[Saved entries]

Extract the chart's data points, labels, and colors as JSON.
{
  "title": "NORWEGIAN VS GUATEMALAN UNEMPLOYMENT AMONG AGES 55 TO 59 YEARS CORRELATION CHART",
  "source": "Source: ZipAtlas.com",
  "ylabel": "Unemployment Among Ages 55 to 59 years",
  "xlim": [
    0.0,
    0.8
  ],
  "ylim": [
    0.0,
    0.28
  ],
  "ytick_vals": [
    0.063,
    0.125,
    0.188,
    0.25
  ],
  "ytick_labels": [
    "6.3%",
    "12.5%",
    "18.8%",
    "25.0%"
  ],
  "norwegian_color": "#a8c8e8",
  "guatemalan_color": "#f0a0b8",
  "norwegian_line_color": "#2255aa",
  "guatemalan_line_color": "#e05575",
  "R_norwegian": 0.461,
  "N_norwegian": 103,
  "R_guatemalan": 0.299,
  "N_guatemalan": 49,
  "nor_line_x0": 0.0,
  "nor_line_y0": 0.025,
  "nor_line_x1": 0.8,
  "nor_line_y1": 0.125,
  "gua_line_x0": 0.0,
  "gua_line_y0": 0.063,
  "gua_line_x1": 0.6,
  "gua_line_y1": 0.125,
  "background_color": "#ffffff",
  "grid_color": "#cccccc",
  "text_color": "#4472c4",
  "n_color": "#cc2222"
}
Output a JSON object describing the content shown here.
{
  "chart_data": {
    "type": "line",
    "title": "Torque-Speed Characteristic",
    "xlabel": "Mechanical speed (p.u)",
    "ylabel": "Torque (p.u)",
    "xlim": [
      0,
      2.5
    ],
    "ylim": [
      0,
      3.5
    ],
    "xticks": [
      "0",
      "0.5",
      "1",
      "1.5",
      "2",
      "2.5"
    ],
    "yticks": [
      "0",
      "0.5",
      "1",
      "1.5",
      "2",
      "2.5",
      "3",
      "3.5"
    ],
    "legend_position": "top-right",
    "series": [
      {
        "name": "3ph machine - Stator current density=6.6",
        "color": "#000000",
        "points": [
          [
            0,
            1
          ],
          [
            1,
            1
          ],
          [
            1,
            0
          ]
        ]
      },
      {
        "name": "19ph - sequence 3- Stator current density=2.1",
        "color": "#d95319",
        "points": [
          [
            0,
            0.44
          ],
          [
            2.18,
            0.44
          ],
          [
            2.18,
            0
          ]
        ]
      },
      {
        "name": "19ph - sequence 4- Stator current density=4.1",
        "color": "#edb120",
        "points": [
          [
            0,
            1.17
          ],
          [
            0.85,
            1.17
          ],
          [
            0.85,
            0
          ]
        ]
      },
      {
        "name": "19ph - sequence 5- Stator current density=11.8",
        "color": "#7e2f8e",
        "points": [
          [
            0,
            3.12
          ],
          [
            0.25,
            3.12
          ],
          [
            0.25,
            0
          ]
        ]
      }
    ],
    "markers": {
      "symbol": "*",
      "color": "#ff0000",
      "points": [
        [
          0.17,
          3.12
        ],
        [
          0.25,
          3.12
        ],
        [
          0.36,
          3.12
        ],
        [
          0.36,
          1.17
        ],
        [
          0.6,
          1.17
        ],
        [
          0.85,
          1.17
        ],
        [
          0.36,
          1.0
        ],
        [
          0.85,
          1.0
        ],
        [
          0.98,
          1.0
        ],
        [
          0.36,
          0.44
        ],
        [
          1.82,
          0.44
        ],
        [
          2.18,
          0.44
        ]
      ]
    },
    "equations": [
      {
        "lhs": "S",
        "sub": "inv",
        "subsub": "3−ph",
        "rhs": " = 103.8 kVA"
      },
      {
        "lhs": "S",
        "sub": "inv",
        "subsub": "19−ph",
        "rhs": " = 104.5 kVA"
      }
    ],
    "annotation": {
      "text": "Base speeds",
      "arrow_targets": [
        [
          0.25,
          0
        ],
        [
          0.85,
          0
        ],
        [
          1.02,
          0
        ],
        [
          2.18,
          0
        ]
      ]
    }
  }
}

_STATED GOAL:_
Copy every line above that includes the string "name".

_FINISHED EXERCISE:_
        "name": "3ph machine - Stator current density=6.6",
        "name": "19ph - sequence 3- Stator current density=2.1",
        "name": "19ph - sequence 4- Stator current density=4.1",
        "name": "19ph - sequence 5- Stator current density=11.8",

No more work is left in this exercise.